# Material to process:
-- START --
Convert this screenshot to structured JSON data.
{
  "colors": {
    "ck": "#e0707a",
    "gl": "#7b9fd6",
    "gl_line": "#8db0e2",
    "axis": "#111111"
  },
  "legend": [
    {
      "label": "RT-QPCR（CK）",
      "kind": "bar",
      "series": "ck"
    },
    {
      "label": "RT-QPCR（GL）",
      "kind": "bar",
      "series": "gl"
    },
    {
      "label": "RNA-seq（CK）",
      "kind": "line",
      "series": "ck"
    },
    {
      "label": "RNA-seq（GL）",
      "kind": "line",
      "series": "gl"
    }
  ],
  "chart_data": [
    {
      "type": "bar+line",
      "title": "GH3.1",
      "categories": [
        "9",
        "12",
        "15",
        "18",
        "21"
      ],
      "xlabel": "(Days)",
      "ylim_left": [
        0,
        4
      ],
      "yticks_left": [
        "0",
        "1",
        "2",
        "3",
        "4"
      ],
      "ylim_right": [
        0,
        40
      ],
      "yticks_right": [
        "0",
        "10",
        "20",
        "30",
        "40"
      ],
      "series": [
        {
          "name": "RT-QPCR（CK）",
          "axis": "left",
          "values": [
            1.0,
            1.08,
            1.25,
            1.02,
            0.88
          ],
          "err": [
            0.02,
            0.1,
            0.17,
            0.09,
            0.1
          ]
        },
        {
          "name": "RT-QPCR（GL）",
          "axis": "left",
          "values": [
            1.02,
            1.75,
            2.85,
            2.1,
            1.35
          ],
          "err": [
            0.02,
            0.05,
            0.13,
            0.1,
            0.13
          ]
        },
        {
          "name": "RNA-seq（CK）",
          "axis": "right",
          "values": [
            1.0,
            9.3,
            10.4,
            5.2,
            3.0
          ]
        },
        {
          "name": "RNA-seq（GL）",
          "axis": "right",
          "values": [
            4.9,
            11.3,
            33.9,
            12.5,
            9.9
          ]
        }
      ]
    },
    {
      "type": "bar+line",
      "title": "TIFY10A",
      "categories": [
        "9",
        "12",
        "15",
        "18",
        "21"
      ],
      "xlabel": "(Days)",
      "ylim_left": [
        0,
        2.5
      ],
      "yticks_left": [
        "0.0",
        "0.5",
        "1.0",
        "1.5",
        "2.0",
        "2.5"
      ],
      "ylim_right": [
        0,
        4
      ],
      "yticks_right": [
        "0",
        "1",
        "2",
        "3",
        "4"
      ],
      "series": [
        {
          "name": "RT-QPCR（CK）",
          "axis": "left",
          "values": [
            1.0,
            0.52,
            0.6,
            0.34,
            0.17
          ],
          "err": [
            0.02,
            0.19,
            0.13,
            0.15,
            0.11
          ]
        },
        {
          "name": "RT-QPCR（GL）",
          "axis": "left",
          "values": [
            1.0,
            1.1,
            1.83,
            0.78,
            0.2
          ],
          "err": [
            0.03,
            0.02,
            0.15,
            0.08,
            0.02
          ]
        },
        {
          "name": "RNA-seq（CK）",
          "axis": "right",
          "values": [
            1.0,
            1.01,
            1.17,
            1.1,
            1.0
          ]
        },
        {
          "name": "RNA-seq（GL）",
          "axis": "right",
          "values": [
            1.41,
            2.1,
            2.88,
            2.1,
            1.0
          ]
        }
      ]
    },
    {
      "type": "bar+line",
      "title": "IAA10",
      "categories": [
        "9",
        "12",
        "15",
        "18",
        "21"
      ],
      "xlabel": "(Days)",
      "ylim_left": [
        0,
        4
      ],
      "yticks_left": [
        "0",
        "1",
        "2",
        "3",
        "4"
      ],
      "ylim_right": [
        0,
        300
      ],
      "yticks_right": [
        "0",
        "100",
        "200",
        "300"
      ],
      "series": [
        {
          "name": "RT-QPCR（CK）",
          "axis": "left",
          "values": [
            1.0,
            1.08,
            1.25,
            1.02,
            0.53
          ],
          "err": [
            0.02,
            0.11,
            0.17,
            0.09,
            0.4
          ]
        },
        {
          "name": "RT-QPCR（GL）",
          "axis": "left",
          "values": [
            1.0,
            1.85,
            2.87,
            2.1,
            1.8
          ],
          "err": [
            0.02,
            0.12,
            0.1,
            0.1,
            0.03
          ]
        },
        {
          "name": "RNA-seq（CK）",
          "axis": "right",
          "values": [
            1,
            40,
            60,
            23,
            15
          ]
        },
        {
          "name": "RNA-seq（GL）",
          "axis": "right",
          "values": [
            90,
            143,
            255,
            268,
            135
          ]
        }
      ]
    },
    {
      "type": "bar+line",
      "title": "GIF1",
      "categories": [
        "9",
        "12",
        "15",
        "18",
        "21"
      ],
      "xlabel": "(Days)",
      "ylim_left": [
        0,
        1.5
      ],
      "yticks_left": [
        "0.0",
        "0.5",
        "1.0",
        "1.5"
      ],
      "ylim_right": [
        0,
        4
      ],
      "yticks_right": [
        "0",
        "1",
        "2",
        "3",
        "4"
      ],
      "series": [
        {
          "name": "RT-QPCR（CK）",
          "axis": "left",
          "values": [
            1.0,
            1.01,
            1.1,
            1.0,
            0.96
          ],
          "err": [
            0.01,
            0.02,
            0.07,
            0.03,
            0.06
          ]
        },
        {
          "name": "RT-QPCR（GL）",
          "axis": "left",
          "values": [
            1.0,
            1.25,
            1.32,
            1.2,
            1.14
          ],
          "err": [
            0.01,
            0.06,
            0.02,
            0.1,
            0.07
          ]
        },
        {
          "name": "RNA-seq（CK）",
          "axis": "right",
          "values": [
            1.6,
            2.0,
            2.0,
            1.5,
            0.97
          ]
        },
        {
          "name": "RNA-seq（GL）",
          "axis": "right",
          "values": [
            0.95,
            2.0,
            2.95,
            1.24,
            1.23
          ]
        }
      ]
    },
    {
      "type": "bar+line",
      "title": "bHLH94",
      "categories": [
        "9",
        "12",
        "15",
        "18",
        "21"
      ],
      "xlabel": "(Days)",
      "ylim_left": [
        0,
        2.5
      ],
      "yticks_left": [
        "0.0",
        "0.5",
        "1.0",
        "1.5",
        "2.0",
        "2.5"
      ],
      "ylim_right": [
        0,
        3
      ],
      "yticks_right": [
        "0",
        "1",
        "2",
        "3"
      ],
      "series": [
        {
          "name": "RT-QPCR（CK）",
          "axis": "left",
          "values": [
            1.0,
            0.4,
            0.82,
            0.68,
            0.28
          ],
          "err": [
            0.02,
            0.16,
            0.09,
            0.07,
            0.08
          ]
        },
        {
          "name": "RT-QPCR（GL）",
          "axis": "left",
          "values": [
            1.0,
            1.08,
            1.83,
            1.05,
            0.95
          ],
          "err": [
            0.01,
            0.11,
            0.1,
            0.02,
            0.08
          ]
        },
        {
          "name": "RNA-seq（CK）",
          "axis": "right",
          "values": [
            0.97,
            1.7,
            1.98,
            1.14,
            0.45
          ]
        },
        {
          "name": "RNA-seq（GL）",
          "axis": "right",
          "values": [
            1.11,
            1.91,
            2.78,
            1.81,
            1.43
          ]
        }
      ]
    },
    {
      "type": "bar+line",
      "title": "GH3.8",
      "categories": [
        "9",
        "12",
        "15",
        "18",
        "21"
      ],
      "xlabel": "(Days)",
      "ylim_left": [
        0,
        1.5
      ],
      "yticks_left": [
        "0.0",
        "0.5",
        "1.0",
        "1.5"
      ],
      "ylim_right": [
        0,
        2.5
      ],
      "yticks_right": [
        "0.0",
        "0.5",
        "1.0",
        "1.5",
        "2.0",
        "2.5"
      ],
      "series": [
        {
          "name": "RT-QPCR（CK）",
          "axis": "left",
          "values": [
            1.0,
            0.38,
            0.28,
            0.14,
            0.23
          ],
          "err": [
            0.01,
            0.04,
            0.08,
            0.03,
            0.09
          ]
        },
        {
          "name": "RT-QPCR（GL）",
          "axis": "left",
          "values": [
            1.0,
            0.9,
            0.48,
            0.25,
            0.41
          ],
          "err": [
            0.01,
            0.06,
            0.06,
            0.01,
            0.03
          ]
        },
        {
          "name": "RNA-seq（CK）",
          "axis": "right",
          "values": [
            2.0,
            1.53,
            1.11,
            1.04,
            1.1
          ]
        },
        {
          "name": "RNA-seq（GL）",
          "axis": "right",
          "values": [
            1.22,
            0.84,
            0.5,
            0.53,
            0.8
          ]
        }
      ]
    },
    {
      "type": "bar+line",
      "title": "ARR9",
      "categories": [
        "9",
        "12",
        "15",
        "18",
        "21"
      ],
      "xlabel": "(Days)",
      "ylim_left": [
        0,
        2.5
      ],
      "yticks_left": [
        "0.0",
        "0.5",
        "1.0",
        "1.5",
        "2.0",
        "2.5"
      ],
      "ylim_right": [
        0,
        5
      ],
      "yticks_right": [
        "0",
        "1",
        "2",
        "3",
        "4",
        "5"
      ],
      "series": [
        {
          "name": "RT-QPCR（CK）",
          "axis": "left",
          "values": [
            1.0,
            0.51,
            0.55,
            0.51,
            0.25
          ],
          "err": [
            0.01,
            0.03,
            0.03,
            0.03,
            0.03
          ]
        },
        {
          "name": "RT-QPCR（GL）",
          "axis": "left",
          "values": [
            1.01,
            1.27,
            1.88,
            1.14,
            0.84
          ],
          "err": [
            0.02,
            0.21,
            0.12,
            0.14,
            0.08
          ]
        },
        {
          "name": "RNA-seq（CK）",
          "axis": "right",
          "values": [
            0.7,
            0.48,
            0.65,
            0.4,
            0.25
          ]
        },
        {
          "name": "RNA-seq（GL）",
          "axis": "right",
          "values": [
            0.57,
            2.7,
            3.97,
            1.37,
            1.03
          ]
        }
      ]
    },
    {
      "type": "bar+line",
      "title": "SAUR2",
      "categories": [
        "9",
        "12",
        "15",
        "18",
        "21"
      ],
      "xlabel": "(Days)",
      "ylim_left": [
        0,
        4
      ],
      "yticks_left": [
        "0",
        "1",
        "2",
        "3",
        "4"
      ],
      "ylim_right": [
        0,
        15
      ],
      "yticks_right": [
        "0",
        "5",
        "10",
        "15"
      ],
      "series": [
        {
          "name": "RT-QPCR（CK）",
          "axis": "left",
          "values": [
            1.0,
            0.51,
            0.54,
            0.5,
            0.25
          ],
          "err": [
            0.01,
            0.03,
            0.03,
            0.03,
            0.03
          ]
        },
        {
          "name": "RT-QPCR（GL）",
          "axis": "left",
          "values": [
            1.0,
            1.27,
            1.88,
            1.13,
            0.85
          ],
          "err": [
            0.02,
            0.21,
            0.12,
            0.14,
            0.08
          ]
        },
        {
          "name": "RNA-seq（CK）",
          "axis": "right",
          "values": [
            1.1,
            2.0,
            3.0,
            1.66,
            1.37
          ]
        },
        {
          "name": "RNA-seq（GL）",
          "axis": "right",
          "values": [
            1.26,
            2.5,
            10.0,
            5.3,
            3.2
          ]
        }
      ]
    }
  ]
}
-- END --
-- START --
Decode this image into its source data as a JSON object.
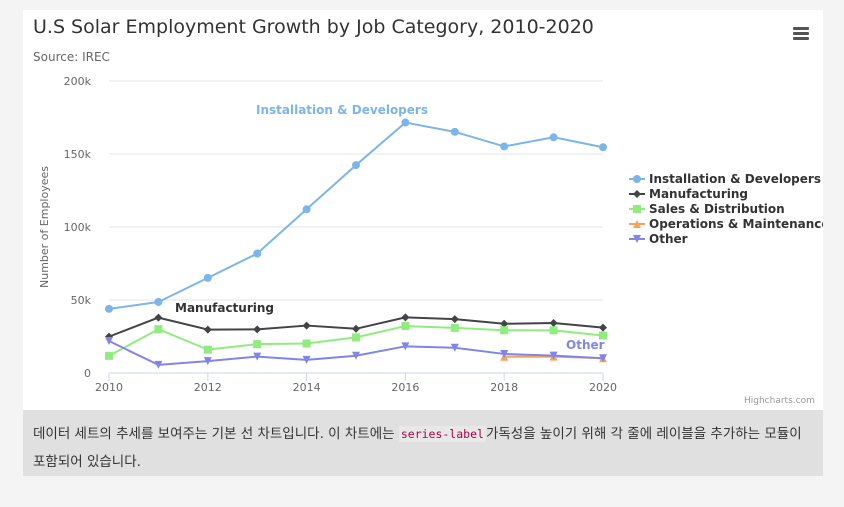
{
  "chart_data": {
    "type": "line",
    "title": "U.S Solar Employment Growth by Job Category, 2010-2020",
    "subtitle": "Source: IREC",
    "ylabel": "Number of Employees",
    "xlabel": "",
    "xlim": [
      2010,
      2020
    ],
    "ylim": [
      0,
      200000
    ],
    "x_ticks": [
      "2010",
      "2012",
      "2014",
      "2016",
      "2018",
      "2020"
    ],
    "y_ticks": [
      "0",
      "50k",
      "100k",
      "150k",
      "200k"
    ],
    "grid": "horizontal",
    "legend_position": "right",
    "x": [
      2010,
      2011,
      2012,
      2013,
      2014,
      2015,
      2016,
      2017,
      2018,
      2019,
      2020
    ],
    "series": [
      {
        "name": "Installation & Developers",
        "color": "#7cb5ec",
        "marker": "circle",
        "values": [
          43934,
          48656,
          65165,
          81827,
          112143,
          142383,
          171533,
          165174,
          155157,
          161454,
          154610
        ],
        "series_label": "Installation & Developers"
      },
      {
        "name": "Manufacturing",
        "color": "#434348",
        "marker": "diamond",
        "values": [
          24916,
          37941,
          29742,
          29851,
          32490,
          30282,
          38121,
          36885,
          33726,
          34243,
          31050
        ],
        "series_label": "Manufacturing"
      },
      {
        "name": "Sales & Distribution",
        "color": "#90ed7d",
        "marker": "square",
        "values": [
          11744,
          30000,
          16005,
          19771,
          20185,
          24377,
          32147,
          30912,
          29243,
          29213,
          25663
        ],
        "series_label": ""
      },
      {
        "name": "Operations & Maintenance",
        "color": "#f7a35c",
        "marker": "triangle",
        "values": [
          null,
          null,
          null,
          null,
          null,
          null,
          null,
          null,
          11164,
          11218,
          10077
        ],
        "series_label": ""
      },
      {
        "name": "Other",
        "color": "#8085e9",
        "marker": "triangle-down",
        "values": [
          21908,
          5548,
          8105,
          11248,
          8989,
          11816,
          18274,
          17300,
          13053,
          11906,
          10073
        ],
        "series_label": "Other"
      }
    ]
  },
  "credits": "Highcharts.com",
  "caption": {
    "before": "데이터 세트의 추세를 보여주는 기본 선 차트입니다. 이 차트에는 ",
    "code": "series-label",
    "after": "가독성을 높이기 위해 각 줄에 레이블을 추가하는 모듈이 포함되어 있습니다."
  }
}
-- END --
# What to work on:
In the entries above, find lines with "Installation" and copy each.

# Problem solution:
        "name": "Installation & Developers",
        "series_label": "Installation & Developers"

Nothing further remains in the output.